Task description
Reproduce the lines from the one containing "x-tick-label: 1995: [193, 334, 219, 346]" through the one containing "chart-legend: rest of", inclusive, with no changes.

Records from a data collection
....

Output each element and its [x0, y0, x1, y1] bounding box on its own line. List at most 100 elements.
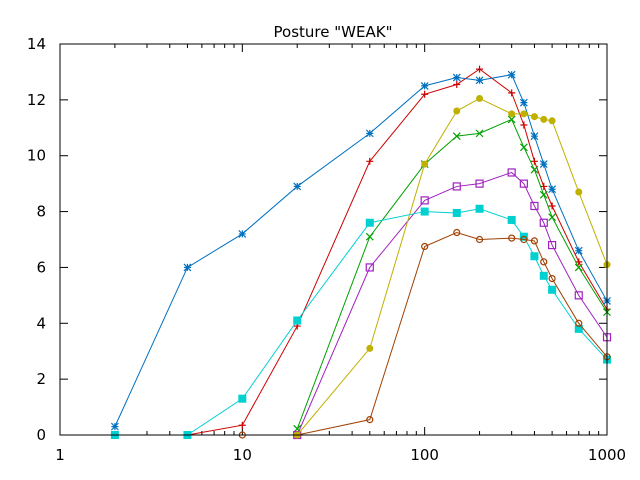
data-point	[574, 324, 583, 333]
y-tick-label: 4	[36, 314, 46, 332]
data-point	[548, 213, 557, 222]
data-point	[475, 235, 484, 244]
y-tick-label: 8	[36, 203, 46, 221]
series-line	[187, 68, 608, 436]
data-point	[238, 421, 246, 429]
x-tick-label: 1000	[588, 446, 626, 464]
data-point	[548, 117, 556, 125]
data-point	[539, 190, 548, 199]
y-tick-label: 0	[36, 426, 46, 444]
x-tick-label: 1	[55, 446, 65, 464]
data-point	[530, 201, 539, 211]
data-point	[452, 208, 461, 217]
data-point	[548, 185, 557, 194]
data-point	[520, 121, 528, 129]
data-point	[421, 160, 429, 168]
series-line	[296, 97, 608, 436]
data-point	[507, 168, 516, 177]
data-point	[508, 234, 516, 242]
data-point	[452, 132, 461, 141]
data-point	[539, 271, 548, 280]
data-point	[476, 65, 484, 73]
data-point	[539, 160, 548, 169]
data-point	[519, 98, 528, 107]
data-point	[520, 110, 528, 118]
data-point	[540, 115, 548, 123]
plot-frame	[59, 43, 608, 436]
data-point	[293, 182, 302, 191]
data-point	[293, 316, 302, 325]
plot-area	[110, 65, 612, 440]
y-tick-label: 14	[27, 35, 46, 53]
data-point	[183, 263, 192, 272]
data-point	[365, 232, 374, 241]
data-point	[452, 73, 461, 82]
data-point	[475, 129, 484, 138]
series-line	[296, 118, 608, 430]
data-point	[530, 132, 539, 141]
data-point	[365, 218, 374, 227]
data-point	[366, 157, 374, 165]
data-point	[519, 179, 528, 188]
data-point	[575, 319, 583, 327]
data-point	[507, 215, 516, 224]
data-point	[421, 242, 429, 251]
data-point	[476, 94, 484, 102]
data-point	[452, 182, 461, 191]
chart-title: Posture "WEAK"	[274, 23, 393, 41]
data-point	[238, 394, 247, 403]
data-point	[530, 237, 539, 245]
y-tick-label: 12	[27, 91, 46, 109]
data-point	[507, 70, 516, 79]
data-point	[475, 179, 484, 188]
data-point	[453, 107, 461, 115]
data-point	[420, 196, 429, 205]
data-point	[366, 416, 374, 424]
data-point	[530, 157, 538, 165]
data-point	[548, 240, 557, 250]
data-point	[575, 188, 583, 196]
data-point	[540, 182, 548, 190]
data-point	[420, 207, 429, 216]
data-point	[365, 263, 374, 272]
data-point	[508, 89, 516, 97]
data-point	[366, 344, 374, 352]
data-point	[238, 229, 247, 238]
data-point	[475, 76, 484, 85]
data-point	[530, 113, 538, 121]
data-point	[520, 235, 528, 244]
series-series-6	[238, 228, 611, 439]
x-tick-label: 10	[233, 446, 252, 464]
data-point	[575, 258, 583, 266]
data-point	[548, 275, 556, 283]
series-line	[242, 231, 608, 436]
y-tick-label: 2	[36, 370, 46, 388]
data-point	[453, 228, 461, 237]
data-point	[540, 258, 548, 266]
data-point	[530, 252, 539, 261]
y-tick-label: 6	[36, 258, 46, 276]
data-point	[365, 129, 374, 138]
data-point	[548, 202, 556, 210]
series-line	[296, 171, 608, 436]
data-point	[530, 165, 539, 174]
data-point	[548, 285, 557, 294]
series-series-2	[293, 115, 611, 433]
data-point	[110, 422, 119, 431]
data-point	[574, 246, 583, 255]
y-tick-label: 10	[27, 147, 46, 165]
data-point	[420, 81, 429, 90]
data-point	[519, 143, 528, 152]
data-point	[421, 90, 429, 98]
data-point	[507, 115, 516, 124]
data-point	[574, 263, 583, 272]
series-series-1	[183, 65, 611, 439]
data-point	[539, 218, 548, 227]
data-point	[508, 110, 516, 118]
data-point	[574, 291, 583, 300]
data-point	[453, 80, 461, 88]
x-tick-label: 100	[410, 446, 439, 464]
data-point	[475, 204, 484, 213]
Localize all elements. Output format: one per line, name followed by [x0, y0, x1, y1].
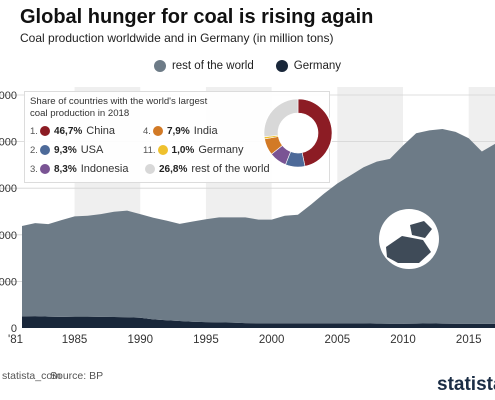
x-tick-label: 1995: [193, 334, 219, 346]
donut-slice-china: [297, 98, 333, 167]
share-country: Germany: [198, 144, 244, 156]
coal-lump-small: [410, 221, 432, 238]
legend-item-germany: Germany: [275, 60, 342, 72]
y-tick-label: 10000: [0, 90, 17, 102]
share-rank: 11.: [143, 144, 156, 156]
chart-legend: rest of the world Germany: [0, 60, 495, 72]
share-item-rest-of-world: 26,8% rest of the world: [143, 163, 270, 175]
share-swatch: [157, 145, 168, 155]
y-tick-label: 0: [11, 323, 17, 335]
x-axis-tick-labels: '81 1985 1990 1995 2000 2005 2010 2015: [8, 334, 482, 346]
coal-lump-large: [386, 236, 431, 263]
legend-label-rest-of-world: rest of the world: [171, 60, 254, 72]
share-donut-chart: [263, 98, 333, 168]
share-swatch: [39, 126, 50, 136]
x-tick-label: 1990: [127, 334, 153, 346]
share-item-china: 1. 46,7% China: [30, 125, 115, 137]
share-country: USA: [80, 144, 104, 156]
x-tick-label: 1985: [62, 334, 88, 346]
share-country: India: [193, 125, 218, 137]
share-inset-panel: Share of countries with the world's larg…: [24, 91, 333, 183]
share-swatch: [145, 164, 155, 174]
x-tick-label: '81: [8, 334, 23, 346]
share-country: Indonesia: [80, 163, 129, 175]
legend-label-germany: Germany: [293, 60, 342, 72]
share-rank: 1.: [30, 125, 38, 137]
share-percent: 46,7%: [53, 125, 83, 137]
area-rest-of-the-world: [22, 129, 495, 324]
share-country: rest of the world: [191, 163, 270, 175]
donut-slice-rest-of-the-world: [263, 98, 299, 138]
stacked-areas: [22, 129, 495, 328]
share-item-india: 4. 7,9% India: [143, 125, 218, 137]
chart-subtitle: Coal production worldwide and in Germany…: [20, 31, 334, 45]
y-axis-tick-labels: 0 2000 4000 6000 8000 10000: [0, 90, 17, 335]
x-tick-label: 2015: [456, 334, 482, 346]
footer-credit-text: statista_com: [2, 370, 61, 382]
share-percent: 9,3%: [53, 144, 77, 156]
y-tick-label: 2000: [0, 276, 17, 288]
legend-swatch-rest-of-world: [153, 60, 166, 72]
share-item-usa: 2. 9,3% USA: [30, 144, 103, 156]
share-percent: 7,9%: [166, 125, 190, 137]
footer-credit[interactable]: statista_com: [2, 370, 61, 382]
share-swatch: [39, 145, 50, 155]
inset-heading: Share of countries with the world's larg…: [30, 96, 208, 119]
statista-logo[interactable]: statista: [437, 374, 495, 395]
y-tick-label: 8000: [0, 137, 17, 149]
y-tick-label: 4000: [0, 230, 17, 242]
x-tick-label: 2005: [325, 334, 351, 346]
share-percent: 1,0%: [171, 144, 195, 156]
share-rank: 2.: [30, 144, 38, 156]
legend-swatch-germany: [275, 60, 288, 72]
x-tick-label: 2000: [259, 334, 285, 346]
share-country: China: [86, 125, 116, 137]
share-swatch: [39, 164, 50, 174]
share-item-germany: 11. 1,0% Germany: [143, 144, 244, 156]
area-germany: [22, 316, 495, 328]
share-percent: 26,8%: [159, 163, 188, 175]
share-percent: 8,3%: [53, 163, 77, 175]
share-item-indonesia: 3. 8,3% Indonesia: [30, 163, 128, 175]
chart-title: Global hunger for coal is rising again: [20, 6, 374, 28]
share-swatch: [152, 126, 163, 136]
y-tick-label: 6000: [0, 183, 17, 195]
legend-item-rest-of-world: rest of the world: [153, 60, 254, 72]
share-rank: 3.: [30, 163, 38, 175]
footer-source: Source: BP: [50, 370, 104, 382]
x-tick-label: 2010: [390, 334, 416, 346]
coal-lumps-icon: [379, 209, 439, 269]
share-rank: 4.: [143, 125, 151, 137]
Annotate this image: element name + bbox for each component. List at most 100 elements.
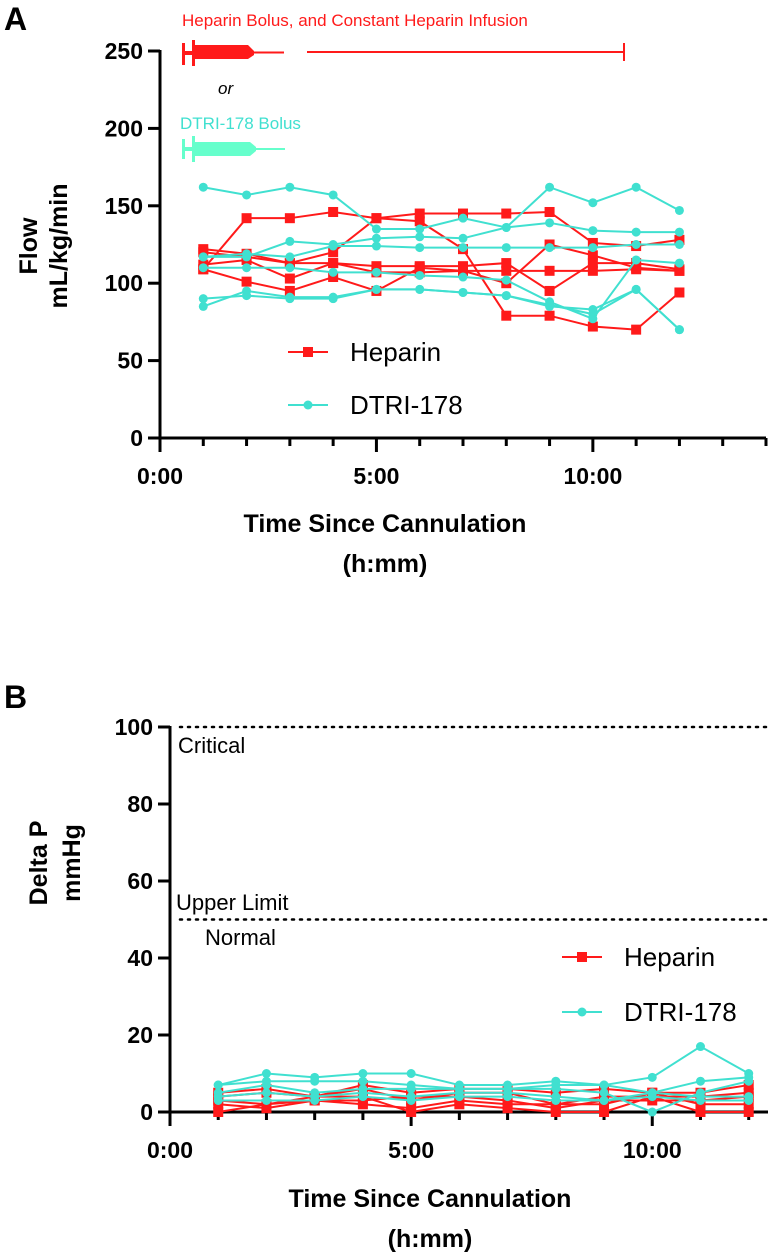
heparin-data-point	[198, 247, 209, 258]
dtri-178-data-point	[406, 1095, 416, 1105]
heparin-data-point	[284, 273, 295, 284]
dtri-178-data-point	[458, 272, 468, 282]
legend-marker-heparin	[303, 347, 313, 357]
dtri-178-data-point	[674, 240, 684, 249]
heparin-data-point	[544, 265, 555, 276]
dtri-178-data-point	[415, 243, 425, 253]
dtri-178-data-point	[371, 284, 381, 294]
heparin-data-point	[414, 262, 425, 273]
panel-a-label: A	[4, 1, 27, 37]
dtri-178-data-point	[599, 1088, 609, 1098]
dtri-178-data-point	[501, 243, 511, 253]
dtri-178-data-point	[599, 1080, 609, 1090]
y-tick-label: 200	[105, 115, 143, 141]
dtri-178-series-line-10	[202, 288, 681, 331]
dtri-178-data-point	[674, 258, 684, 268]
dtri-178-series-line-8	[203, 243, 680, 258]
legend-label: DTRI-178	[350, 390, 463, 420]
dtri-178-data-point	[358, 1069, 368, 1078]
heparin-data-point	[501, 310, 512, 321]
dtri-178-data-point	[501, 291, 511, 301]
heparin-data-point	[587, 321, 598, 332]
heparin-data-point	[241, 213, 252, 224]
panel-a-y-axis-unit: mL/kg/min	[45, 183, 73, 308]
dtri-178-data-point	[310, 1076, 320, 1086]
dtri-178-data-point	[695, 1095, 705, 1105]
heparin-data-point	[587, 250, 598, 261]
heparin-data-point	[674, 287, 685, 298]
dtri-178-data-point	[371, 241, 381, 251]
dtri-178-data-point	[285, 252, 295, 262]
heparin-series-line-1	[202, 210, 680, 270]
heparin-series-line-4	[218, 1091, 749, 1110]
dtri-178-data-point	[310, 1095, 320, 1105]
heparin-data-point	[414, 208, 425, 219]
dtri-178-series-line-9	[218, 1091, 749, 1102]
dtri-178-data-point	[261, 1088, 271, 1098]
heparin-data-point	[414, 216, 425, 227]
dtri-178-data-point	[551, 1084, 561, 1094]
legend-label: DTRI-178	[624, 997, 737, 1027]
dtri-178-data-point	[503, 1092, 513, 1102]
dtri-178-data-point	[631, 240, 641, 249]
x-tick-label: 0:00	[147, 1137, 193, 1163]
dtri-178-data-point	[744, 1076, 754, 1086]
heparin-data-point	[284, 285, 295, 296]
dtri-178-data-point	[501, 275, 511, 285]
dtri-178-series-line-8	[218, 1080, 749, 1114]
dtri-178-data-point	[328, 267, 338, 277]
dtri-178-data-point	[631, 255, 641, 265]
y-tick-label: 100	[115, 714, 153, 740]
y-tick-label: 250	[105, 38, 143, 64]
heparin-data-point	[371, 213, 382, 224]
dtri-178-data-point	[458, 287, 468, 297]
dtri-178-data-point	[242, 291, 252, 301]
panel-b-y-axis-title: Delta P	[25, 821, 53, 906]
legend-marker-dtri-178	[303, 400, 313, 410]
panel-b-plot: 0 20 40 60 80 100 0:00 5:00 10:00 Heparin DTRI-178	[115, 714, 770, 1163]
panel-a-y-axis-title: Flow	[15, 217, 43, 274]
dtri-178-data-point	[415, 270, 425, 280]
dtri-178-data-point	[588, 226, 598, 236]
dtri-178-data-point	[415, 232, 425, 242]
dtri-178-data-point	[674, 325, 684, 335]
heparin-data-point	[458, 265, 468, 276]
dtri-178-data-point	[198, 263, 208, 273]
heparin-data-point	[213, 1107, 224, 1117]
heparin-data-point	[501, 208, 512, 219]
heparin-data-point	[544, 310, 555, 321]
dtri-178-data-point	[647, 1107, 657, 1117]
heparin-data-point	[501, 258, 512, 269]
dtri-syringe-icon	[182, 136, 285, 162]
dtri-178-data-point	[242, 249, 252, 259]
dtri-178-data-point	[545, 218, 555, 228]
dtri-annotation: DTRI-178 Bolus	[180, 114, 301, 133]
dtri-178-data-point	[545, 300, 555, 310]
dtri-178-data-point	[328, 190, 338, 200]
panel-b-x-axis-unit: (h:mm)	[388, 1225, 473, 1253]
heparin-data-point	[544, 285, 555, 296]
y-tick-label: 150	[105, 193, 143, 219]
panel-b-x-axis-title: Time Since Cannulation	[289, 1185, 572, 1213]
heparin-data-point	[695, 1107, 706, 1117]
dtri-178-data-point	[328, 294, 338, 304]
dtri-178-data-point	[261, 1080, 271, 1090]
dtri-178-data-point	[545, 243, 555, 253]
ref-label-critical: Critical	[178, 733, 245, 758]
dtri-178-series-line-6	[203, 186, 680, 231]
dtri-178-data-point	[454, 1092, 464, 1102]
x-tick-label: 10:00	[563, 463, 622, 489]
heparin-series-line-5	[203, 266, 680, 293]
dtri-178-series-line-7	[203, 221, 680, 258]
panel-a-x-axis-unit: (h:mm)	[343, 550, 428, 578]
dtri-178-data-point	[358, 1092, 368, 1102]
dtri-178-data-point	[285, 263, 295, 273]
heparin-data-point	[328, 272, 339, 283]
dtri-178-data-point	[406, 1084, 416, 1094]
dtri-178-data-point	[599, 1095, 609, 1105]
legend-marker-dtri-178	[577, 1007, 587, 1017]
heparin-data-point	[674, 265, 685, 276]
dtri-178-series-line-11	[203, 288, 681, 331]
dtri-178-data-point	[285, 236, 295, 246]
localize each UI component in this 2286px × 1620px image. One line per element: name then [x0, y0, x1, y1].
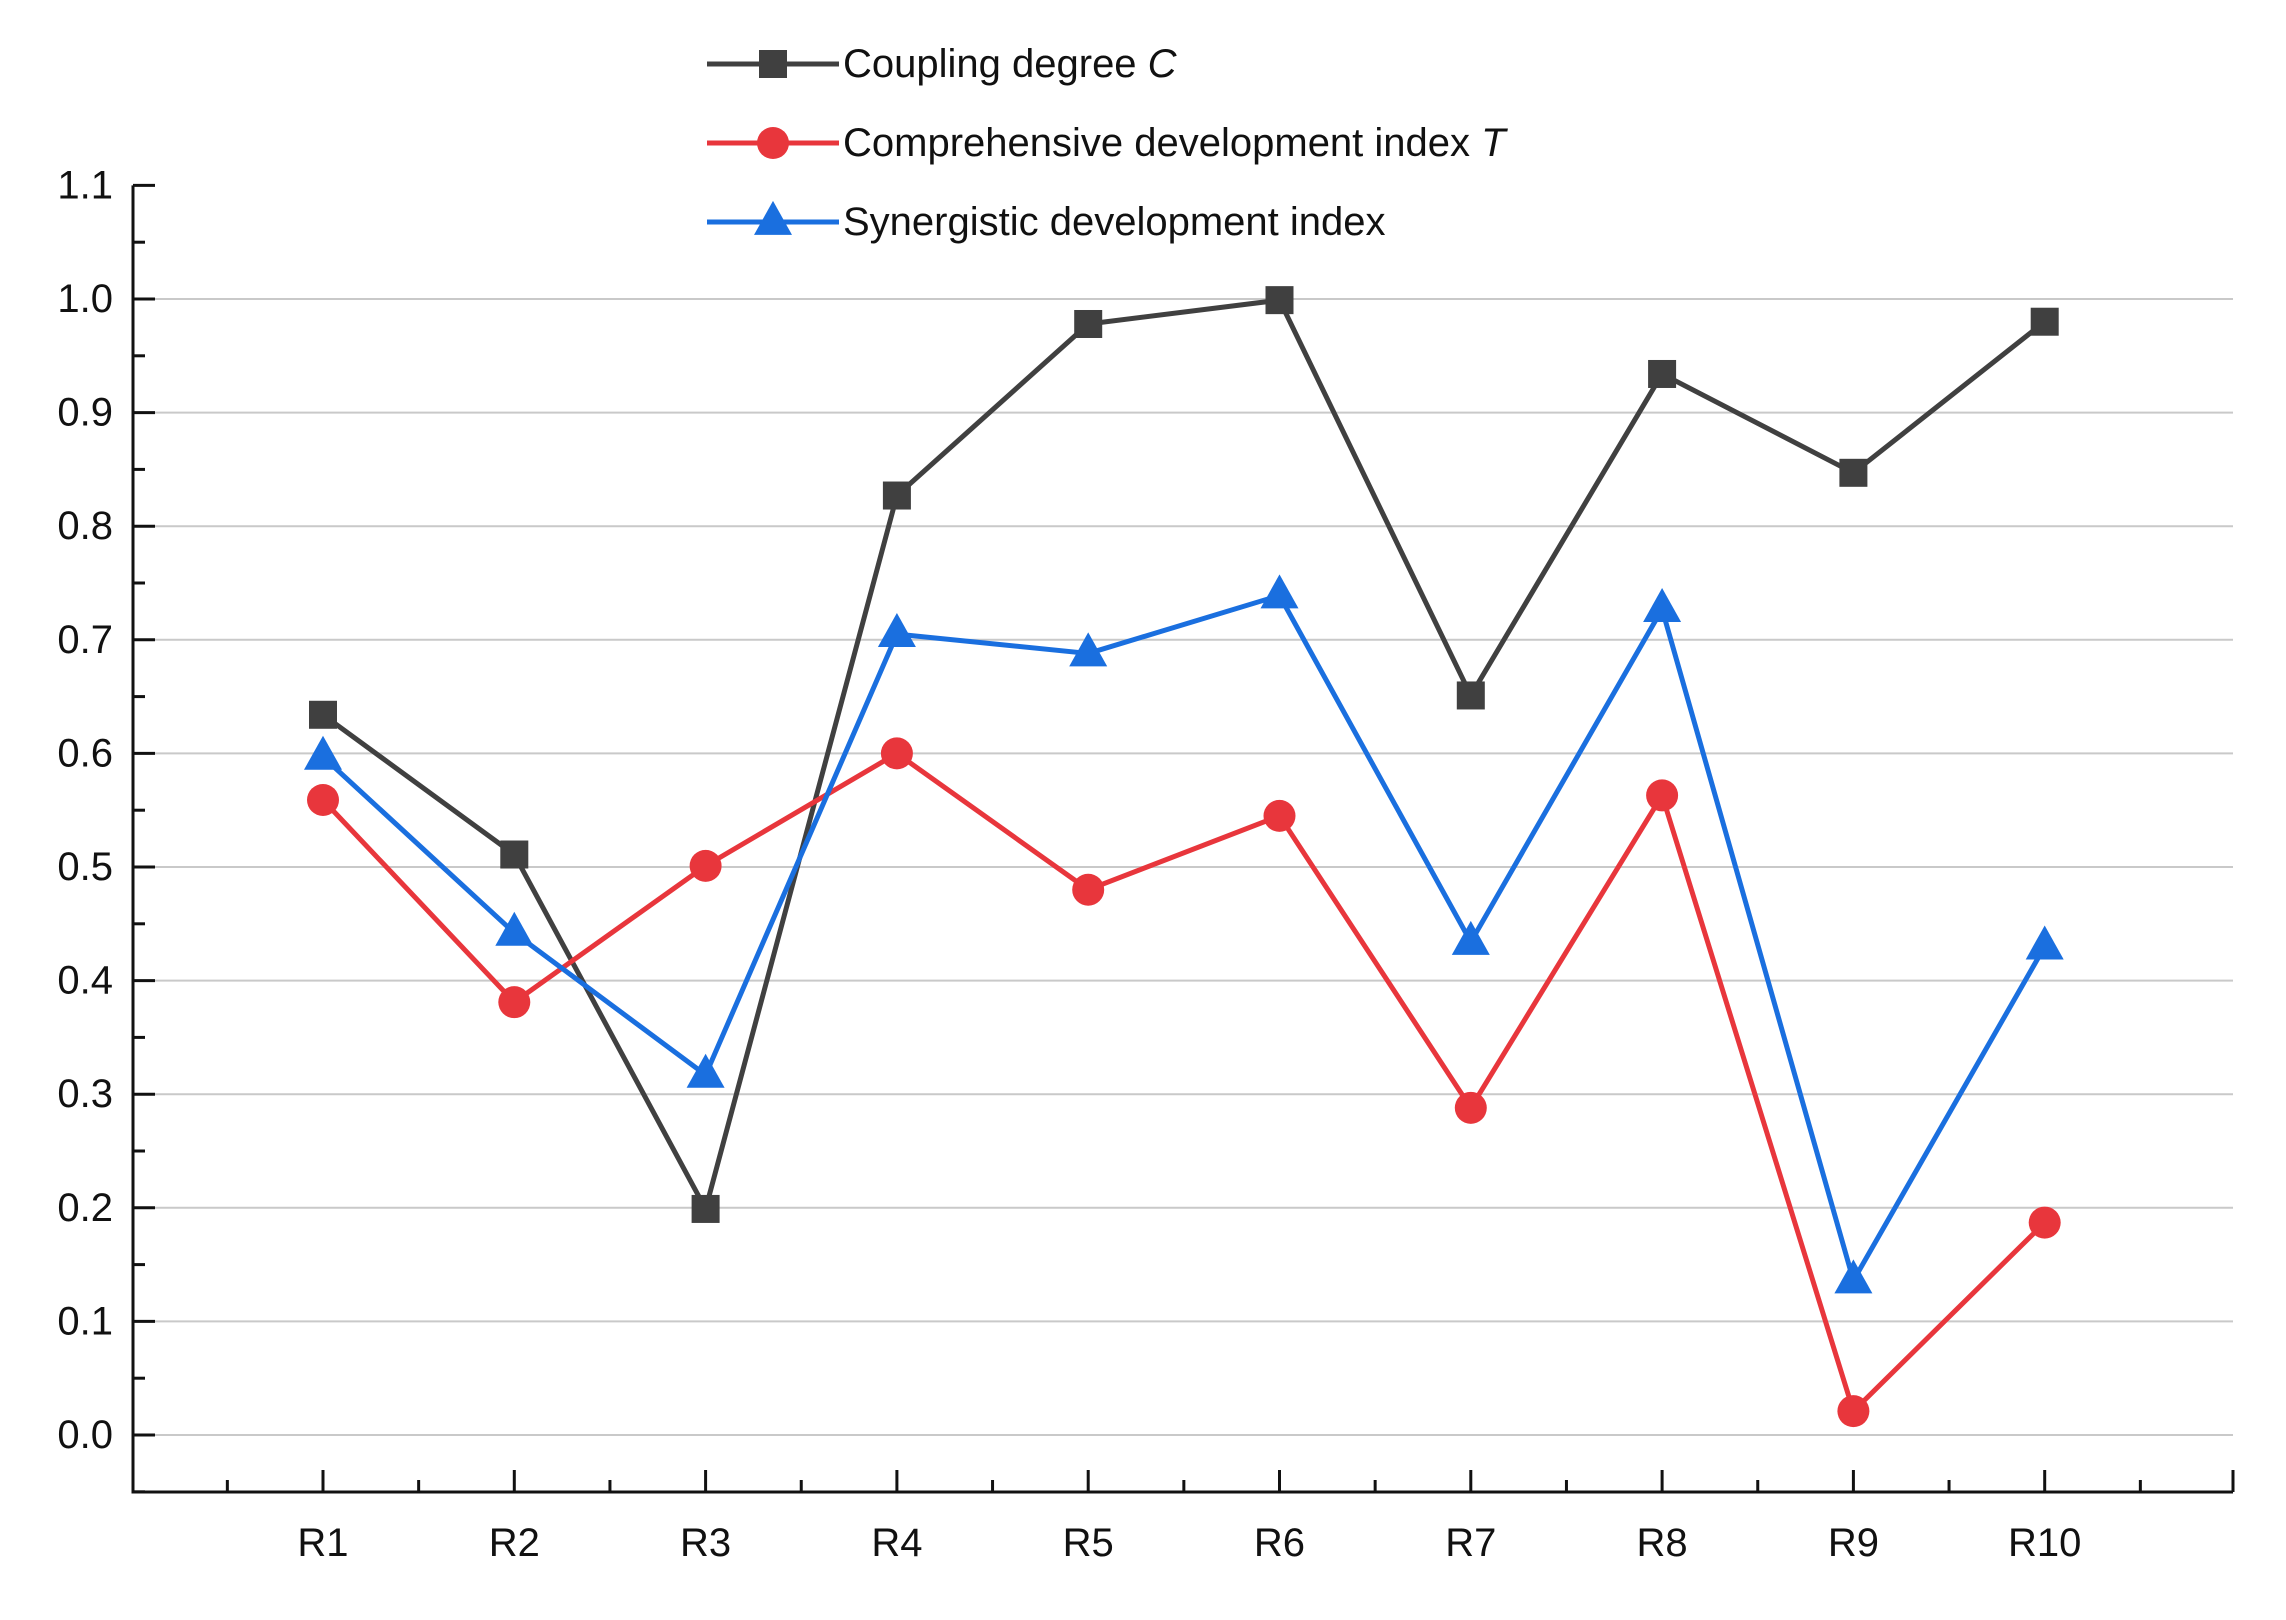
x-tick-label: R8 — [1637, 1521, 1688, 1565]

....

Result of this exercise
x-tick-label: 1995: [193, 334, 219, 346]
donut-slice-china: [297, 98, 333, 167]
share-country: Germany: [198, 144, 244, 156]
coal-lump-small: [410, 221, 432, 238]
legend-item-germany: Germany: [275, 60, 342, 72]
y-tick-label: 10000: [0, 90, 17, 102]
share-rank: 11.: [143, 144, 156, 156]
chart-legend: rest of the world Germany: [0, 60, 495, 72]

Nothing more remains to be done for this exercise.